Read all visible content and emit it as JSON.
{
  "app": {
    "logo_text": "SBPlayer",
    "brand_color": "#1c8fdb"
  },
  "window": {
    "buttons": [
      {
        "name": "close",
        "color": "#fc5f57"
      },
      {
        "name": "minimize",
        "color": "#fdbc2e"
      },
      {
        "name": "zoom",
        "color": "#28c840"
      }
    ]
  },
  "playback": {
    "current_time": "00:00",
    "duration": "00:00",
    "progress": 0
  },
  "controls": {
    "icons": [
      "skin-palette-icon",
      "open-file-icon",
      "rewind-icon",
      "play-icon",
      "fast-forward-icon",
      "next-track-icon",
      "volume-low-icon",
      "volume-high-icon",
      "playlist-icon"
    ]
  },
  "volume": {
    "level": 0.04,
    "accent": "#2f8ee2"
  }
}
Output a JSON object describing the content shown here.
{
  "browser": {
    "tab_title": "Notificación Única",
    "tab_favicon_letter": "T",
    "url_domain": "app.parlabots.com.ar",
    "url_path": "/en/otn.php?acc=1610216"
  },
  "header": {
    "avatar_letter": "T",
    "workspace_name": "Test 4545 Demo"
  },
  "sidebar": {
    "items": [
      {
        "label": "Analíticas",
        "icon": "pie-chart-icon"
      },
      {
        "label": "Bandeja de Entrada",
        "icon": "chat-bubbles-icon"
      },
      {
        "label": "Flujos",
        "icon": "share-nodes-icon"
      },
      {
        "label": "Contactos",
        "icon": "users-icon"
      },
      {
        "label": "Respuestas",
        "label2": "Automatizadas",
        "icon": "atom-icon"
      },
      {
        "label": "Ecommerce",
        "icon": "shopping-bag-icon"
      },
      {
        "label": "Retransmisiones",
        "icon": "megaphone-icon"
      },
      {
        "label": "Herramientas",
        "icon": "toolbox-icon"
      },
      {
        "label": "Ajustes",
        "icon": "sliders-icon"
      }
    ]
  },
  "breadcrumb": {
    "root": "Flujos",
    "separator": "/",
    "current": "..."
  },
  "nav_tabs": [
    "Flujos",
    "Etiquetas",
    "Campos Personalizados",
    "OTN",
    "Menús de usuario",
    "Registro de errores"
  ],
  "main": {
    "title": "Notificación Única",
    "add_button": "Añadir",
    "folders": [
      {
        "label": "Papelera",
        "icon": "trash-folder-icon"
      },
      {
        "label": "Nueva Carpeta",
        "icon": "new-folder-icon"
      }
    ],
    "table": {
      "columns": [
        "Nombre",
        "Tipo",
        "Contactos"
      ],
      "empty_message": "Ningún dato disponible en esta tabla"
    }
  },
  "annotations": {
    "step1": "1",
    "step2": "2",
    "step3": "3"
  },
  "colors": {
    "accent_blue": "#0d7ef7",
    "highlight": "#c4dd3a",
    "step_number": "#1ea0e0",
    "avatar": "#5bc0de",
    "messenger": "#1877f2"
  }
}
----
• _GIVEN EXERCISE_
How many lines of the listing include the string "JSON"? Answer with the number alone.

• _RESULT BELOW_
2